*GIVEN TASK*
Reproduce the records below exactly as they appear.

Source records:
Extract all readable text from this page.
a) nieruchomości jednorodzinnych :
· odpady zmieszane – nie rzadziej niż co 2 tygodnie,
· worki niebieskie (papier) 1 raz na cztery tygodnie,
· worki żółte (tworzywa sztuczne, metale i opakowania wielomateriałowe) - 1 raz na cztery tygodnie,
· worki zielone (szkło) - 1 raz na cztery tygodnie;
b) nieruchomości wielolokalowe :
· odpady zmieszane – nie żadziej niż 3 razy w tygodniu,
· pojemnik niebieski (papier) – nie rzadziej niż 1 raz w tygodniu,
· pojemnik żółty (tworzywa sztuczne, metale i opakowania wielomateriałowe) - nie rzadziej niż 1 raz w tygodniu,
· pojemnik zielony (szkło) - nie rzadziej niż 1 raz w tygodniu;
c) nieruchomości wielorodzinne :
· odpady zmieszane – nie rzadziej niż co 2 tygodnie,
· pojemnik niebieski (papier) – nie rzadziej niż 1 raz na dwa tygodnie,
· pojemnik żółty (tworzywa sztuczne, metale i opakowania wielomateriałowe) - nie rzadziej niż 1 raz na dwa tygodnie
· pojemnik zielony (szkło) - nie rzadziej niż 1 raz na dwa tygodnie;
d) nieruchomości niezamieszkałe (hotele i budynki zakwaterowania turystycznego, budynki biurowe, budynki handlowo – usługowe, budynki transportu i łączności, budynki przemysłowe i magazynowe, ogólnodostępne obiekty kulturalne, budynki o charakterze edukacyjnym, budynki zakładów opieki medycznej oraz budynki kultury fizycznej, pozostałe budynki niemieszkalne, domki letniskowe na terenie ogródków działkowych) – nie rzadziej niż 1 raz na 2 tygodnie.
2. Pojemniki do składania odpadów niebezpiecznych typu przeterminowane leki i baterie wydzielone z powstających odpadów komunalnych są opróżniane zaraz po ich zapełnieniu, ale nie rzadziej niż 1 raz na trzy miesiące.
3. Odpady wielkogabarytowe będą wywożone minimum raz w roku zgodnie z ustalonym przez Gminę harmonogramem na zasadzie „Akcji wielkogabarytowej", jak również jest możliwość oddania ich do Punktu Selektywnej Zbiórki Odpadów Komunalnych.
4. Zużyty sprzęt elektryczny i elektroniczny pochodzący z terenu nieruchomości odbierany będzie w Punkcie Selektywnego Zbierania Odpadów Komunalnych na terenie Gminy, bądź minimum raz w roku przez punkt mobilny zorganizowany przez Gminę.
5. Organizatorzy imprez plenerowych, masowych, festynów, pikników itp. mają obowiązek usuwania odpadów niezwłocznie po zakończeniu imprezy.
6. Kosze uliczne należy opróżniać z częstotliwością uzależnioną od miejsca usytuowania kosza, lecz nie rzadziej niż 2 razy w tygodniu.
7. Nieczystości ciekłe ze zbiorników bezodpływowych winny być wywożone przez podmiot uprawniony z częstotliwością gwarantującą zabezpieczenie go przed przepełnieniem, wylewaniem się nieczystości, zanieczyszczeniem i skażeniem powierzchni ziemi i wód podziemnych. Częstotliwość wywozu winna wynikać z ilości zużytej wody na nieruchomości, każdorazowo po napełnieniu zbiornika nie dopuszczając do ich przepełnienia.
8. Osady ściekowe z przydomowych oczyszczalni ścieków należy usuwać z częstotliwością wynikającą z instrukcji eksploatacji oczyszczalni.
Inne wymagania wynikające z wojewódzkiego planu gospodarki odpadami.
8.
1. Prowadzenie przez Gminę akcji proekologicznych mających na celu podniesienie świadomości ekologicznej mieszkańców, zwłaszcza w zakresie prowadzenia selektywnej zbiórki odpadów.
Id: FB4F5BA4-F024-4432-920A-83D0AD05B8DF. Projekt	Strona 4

*COMPLETE OUTPUT*
Extract all readable text from this page.
a) nieruchomości jednorodzinnych :
· odpady zmieszane – nie rzadziej niż co 2 tygodnie,
· worki niebieskie (papier) 1 raz na cztery tygodnie,
· worki żółte (tworzywa sztuczne, metale i opakowania wielomateriałowe) - 1 raz na cztery tygodnie,
· worki zielone (szkło) - 1 raz na cztery tygodnie;
b) nieruchomości wielolokalowe :
· odpady zmieszane – nie żadziej niż 3 razy w tygodniu,
· pojemnik niebieski (papier) – nie rzadziej niż 1 raz w tygodniu,
· pojemnik żółty (tworzywa sztuczne, metale i opakowania wielomateriałowe) - nie rzadziej niż 1 raz w tygodniu,
· pojemnik zielony (szkło) - nie rzadziej niż 1 raz w tygodniu;
c) nieruchomości wielorodzinne :
· odpady zmieszane – nie rzadziej niż co 2 tygodnie,
· pojemnik niebieski (papier) – nie rzadziej niż 1 raz na dwa tygodnie,
· pojemnik żółty (tworzywa sztuczne, metale i opakowania wielomateriałowe) - nie rzadziej niż 1 raz na dwa tygodnie
· pojemnik zielony (szkło) - nie rzadziej niż 1 raz na dwa tygodnie;
d) nieruchomości niezamieszkałe (hotele i budynki zakwaterowania turystycznego, budynki biurowe, budynki handlowo – usługowe, budynki transportu i łączności, budynki przemysłowe i magazynowe, ogólnodostępne obiekty kulturalne, budynki o charakterze edukacyjnym, budynki zakładów opieki medycznej oraz budynki kultury fizycznej, pozostałe budynki niemieszkalne, domki letniskowe na terenie ogródków działkowych) – nie rzadziej niż 1 raz na 2 tygodnie.
2. Pojemniki do składania odpadów niebezpiecznych typu przeterminowane leki i baterie wydzielone z powstających odpadów komunalnych są opróżniane zaraz po ich zapełnieniu, ale nie rzadziej niż 1 raz na trzy miesiące.
3. Odpady wielkogabarytowe będą wywożone minimum raz w roku zgodnie z ustalonym przez Gminę harmonogramem na zasadzie „Akcji wielkogabarytowej", jak również jest możliwość oddania ich do Punktu Selektywnej Zbiórki Odpadów Komunalnych.
4. Zużyty sprzęt elektryczny i elektroniczny pochodzący z terenu nieruchomości odbierany będzie w Punkcie Selektywnego Zbierania Odpadów Komunalnych na terenie Gminy, bądź minimum raz w roku przez punkt mobilny zorganizowany przez Gminę.
5. Organizatorzy imprez plenerowych, masowych, festynów, pikników itp. mają obowiązek usuwania odpadów niezwłocznie po zakończeniu imprezy.
6. Kosze uliczne należy opróżniać z częstotliwością uzależnioną od miejsca usytuowania kosza, lecz nie rzadziej niż 2 razy w tygodniu.
7. Nieczystości ciekłe ze zbiorników bezodpływowych winny być wywożone przez podmiot uprawniony z częstotliwością gwarantującą zabezpieczenie go przed przepełnieniem, wylewaniem się nieczystości, zanieczyszczeniem i skażeniem powierzchni ziemi i wód podziemnych. Częstotliwość wywozu winna wynikać z ilości zużytej wody na nieruchomości, każdorazowo po napełnieniu zbiornika nie dopuszczając do ich przepełnienia.
8. Osady ściekowe z przydomowych oczyszczalni ścieków należy usuwać z częstotliwością wynikającą z instrukcji eksploatacji oczyszczalni.
Inne wymagania wynikające z wojewódzkiego planu gospodarki odpadami.
8.
1. Prowadzenie przez Gminę akcji proekologicznych mających na celu podniesienie świadomości ekologicznej mieszkańców, zwłaszcza w zakresie prowadzenia selektywnej zbiórki odpadów.
Id: FB4F5BA4-F024-4432-920A-83D0AD05B8DF. Projekt	Strona 4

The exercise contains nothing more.